# [GIVEN REQUEST]
State how many lines include "usage", giving the number by itself.

START EXERCISE MATERIAL

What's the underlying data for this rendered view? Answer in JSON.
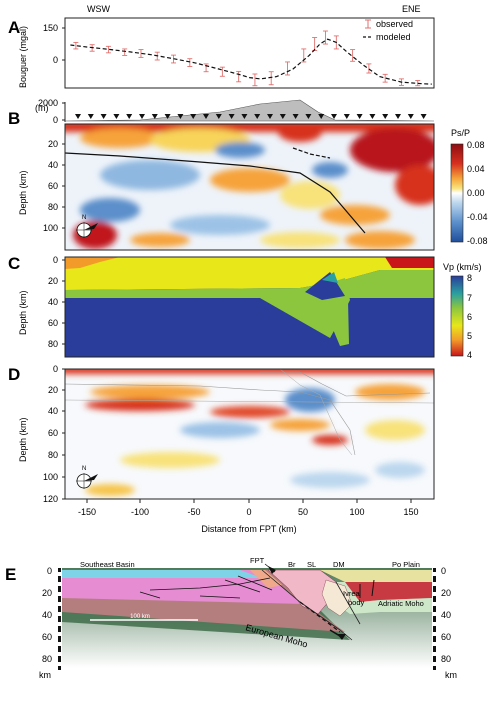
{
  "panels": {
    "A": {
      "label": "A",
      "left_title": "WSW",
      "right_title": "ENE",
      "ylabel": "Bouguer (mgal)",
      "yticks": [
        "150",
        "0"
      ],
      "legend_observed": "observed",
      "legend_modeled": "modeled"
    },
    "B": {
      "label": "B",
      "topo_label": "(m)",
      "topo_ticks": [
        "2000",
        "0"
      ],
      "ylabel": "Depth (km)",
      "yticks": [
        "20",
        "40",
        "60",
        "80",
        "100"
      ],
      "colorbar_title": "Ps/P",
      "colorbar_ticks": [
        "0.08",
        "0.04",
        "0.00",
        "-0.04",
        "-0.08"
      ],
      "compass": "N"
    },
    "C": {
      "label": "C",
      "ylabel": "Depth (km)",
      "yticks": [
        "0",
        "20",
        "40",
        "60",
        "80"
      ],
      "colorbar_title": "Vp (km/s)",
      "colorbar_ticks": [
        "8",
        "7",
        "6",
        "5",
        "4"
      ]
    },
    "D": {
      "label": "D",
      "ylabel": "Depth (km)",
      "yticks": [
        "0",
        "20",
        "40",
        "60",
        "80",
        "100",
        "120"
      ],
      "xticks": [
        "-150",
        "-100",
        "-50",
        "0",
        "50",
        "100",
        "150"
      ],
      "xlabel": "Distance from FPT (km)",
      "compass": "N"
    },
    "E": {
      "label": "E",
      "left_region": "Southeast Basin",
      "right_region": "Po Plain",
      "fault": "FPT",
      "unit_br": "Br",
      "unit_sl": "SL",
      "unit_dm": "DM",
      "ivrea_line1": "Ivrea",
      "ivrea_line2": "body",
      "adriatic_moho": "Adriatic Moho",
      "european_moho": "European Moho",
      "scale": "100 km",
      "depth_ticks": [
        "0",
        "20",
        "40",
        "60",
        "80"
      ],
      "unit": "km"
    }
  },
  "colors": {
    "observed": "#e0706e",
    "modeled": "#111111",
    "topography": "#bdbdbd",
    "ps_red": "#c0161b",
    "ps_yellow": "#f2d43a",
    "ps_blue": "#3f6fb2",
    "vp_blue": "#2a3d9a",
    "vp_green": "#8cc63f",
    "vp_yellow": "#e8e71a",
    "vp_orange": "#f29b2b"
  },
  "chart_data": [
    {
      "type": "line",
      "title": "",
      "xlabel": "Distance from FPT (km)",
      "ylabel": "Bouguer (mgal)",
      "xlim": [
        -170,
        170
      ],
      "ylim": [
        -40,
        175
      ],
      "series": [
        {
          "name": "observed",
          "x": [
            -160,
            -145,
            -130,
            -115,
            -100,
            -85,
            -70,
            -55,
            -40,
            -25,
            -10,
            5,
            20,
            35,
            50,
            60,
            70,
            80,
            95,
            110,
            125,
            140,
            155
          ],
          "y": [
            90,
            83,
            78,
            70,
            66,
            58,
            49,
            38,
            22,
            10,
            -5,
            -15,
            -10,
            20,
            60,
            95,
            115,
            100,
            60,
            20,
            -10,
            -22,
            -25
          ],
          "error": [
            10,
            10,
            10,
            10,
            12,
            12,
            12,
            12,
            12,
            14,
            16,
            18,
            20,
            20,
            20,
            20,
            20,
            20,
            18,
            14,
            12,
            10,
            8
          ]
        },
        {
          "name": "modeled",
          "x": [
            -165,
            -150,
            -130,
            -110,
            -90,
            -70,
            -50,
            -30,
            -10,
            0,
            10,
            25,
            40,
            55,
            65,
            72,
            80,
            90,
            105,
            120,
            140,
            160,
            168
          ],
          "y": [
            92,
            86,
            79,
            71,
            62,
            50,
            37,
            20,
            2,
            -8,
            -12,
            -5,
            18,
            60,
            95,
            110,
            100,
            70,
            30,
            -5,
            -22,
            -27,
            -28
          ]
        }
      ]
    },
    {
      "type": "heatmap",
      "title": "",
      "xlabel": "Distance from FPT (km)",
      "ylabel": "Depth (km)",
      "xlim": [
        -170,
        170
      ],
      "ylim": [
        0,
        120
      ],
      "color_range": [
        -0.08,
        0.08
      ],
      "colorbar_label": "Ps/P"
    },
    {
      "type": "heatmap",
      "title": "",
      "xlabel": "Distance from FPT (km)",
      "ylabel": "Depth (km)",
      "xlim": [
        -170,
        170
      ],
      "ylim": [
        0,
        90
      ],
      "color_range": [
        4,
        8
      ],
      "colorbar_label": "Vp (km/s)"
    },
    {
      "type": "heatmap",
      "title": "",
      "xlabel": "Distance from FPT (km)",
      "ylabel": "Depth (km)",
      "xlim": [
        -170,
        170
      ],
      "ylim": [
        0,
        120
      ],
      "color_range": [
        -0.08,
        0.08
      ]
    }
  ]
}
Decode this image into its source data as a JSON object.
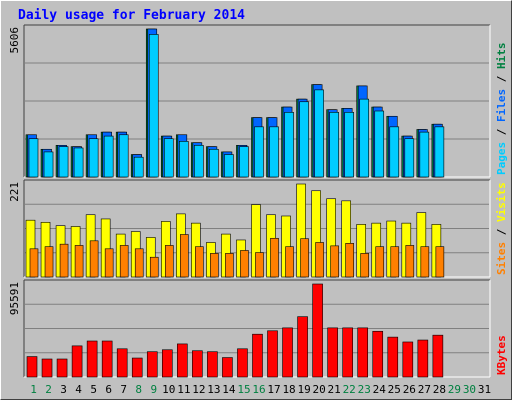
{
  "title": "Daily usage for February 2014",
  "colors": {
    "background": "#c0c0c0",
    "plot_bg": "#c0c0c0",
    "pages": "#00ccff",
    "files": "#0066ff",
    "hits": "#008040",
    "visits": "#ffff00",
    "sites": "#ff8000",
    "kbytes": "#ff0000",
    "weekend_label": "#008040",
    "weekday_label": "#000000"
  },
  "chart_data": [
    {
      "type": "bar",
      "title": "Daily usage for February 2014",
      "ymax_label": "5606",
      "right_label_parts": [
        {
          "text": "Pages",
          "color": "#00ccff"
        },
        {
          "text": " / ",
          "color": "#000000"
        },
        {
          "text": "Files",
          "color": "#0066ff"
        },
        {
          "text": " / ",
          "color": "#000000"
        },
        {
          "text": "Hits",
          "color": "#008040"
        }
      ],
      "ylim": [
        0,
        5606
      ],
      "categories": [
        "1",
        "2",
        "3",
        "4",
        "5",
        "6",
        "7",
        "8",
        "9",
        "10",
        "11",
        "12",
        "13",
        "14",
        "15",
        "16",
        "17",
        "18",
        "19",
        "20",
        "21",
        "22",
        "23",
        "24",
        "25",
        "26",
        "27",
        "28",
        "29",
        "30",
        "31"
      ],
      "series": [
        {
          "name": "Hits",
          "values": [
            1600,
            1050,
            1200,
            1150,
            1600,
            1700,
            1700,
            850,
            5606,
            1550,
            1600,
            1300,
            1150,
            950,
            1200,
            2250,
            2250,
            2650,
            2950,
            3500,
            2550,
            2600,
            3450,
            2650,
            2300,
            1550,
            1800,
            2000,
            null,
            null,
            null
          ]
        },
        {
          "name": "Files",
          "values": [
            1600,
            1050,
            1200,
            1150,
            1600,
            1700,
            1700,
            850,
            5606,
            1550,
            1600,
            1300,
            1150,
            950,
            1200,
            2250,
            2250,
            2650,
            2950,
            3500,
            2550,
            2600,
            3450,
            2650,
            2300,
            1550,
            1800,
            2000,
            null,
            null,
            null
          ]
        },
        {
          "name": "Pages",
          "values": [
            1450,
            950,
            1150,
            1100,
            1450,
            1550,
            1600,
            750,
            5400,
            1450,
            1350,
            1200,
            1050,
            850,
            1150,
            1900,
            1900,
            2450,
            2850,
            3300,
            2450,
            2450,
            2950,
            2500,
            1900,
            1450,
            1700,
            1900,
            null,
            null,
            null
          ]
        }
      ]
    },
    {
      "type": "bar",
      "ymax_label": "221",
      "right_label_parts": [
        {
          "text": "Sites",
          "color": "#ff8000"
        },
        {
          "text": " / ",
          "color": "#000000"
        },
        {
          "text": "Visits",
          "color": "#ffff00"
        }
      ],
      "ylim": [
        0,
        221
      ],
      "series": [
        {
          "name": "Visits",
          "values": [
            135,
            130,
            122,
            120,
            148,
            138,
            102,
            108,
            94,
            132,
            150,
            128,
            82,
            102,
            88,
            172,
            148,
            145,
            221,
            205,
            186,
            181,
            125,
            128,
            133,
            128,
            153,
            125,
            null,
            null,
            null
          ]
        },
        {
          "name": "Sites",
          "values": [
            67,
            72,
            78,
            75,
            86,
            67,
            75,
            67,
            47,
            75,
            101,
            72,
            56,
            56,
            63,
            58,
            92,
            72,
            91,
            82,
            74,
            80,
            56,
            72,
            72,
            75,
            72,
            72,
            null,
            null,
            null
          ]
        }
      ]
    },
    {
      "type": "bar",
      "ymax_label": "95591",
      "right_label_parts": [
        {
          "text": "KBytes",
          "color": "#ff0000"
        }
      ],
      "ylim": [
        0,
        95591
      ],
      "series": [
        {
          "name": "KBytes",
          "values": [
            21000,
            18500,
            18500,
            32000,
            37000,
            37000,
            29000,
            19500,
            26000,
            28000,
            34000,
            27000,
            26000,
            20000,
            29000,
            44000,
            47500,
            50500,
            62000,
            95591,
            50500,
            50500,
            50500,
            47000,
            41000,
            36000,
            38000,
            43000,
            null,
            null,
            null
          ]
        }
      ]
    }
  ],
  "x_labels": [
    {
      "text": "1",
      "weekend": true
    },
    {
      "text": "2",
      "weekend": true
    },
    {
      "text": "3",
      "weekend": false
    },
    {
      "text": "4",
      "weekend": false
    },
    {
      "text": "5",
      "weekend": false
    },
    {
      "text": "6",
      "weekend": false
    },
    {
      "text": "7",
      "weekend": false
    },
    {
      "text": "8",
      "weekend": true
    },
    {
      "text": "9",
      "weekend": true
    },
    {
      "text": "10",
      "weekend": false
    },
    {
      "text": "11",
      "weekend": false
    },
    {
      "text": "12",
      "weekend": false
    },
    {
      "text": "13",
      "weekend": false
    },
    {
      "text": "14",
      "weekend": false
    },
    {
      "text": "15",
      "weekend": true
    },
    {
      "text": "16",
      "weekend": true
    },
    {
      "text": "17",
      "weekend": false
    },
    {
      "text": "18",
      "weekend": false
    },
    {
      "text": "19",
      "weekend": false
    },
    {
      "text": "20",
      "weekend": false
    },
    {
      "text": "21",
      "weekend": false
    },
    {
      "text": "22",
      "weekend": true
    },
    {
      "text": "23",
      "weekend": true
    },
    {
      "text": "24",
      "weekend": false
    },
    {
      "text": "25",
      "weekend": false
    },
    {
      "text": "26",
      "weekend": false
    },
    {
      "text": "27",
      "weekend": false
    },
    {
      "text": "28",
      "weekend": false
    },
    {
      "text": "29",
      "weekend": true
    },
    {
      "text": "30",
      "weekend": true
    },
    {
      "text": "31",
      "weekend": false
    }
  ]
}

END EXERCISE MATERIAL

# [WRITTEN REPLY]
2